REQUEST: Output each line of the material exactly as it stands.

GIVEN DATA:
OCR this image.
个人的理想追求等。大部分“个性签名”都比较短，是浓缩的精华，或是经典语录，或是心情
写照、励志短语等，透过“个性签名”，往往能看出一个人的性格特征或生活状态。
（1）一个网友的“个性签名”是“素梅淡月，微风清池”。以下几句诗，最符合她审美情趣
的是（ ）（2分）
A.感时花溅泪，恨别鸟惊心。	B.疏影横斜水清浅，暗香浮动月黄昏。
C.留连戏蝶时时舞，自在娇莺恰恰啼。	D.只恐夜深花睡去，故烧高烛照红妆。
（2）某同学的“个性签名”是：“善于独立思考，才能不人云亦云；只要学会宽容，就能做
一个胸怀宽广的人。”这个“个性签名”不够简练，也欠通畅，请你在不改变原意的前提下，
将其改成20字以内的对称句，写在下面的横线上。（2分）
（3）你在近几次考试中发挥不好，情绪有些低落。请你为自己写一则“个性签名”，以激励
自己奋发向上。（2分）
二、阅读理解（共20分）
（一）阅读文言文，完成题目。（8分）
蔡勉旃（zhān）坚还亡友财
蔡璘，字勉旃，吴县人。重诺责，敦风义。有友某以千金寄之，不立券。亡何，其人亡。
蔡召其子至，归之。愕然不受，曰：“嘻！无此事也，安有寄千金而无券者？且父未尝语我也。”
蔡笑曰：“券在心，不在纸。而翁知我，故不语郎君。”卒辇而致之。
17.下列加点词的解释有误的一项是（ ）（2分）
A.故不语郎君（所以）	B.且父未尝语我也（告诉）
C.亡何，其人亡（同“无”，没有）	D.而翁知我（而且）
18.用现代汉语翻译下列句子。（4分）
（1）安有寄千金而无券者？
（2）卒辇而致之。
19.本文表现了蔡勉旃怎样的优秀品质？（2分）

ANSWER TO THIS EXERCISE:
OCR this image.
个人的理想追求等。大部分“个性签名”都比较短，是浓缩的精华，或是经典语录，或是心情
写照、励志短语等，透过“个性签名”，往往能看出一个人的性格特征或生活状态。
（1）一个网友的“个性签名”是“素梅淡月，微风清池”。以下几句诗，最符合她审美情趣
的是（ ）（2分）
A.感时花溅泪，恨别鸟惊心。	B.疏影横斜水清浅，暗香浮动月黄昏。
C.留连戏蝶时时舞，自在娇莺恰恰啼。	D.只恐夜深花睡去，故烧高烛照红妆。
（2）某同学的“个性签名”是：“善于独立思考，才能不人云亦云；只要学会宽容，就能做
一个胸怀宽广的人。”这个“个性签名”不够简练，也欠通畅，请你在不改变原意的前提下，
将其改成20字以内的对称句，写在下面的横线上。（2分）
（3）你在近几次考试中发挥不好，情绪有些低落。请你为自己写一则“个性签名”，以激励
自己奋发向上。（2分）
二、阅读理解（共20分）
（一）阅读文言文，完成题目。（8分）
蔡勉旃（zhān）坚还亡友财
蔡璘，字勉旃，吴县人。重诺责，敦风义。有友某以千金寄之，不立券。亡何，其人亡。
蔡召其子至，归之。愕然不受，曰：“嘻！无此事也，安有寄千金而无券者？且父未尝语我也。”
蔡笑曰：“券在心，不在纸。而翁知我，故不语郎君。”卒辇而致之。
17.下列加点词的解释有误的一项是（ ）（2分）
A.故不语郎君（所以）	B.且父未尝语我也（告诉）
C.亡何，其人亡（同“无”，没有）	D.而翁知我（而且）
18.用现代汉语翻译下列句子。（4分）
（1）安有寄千金而无券者？
（2）卒辇而致之。
19.本文表现了蔡勉旃怎样的优秀品质？（2分）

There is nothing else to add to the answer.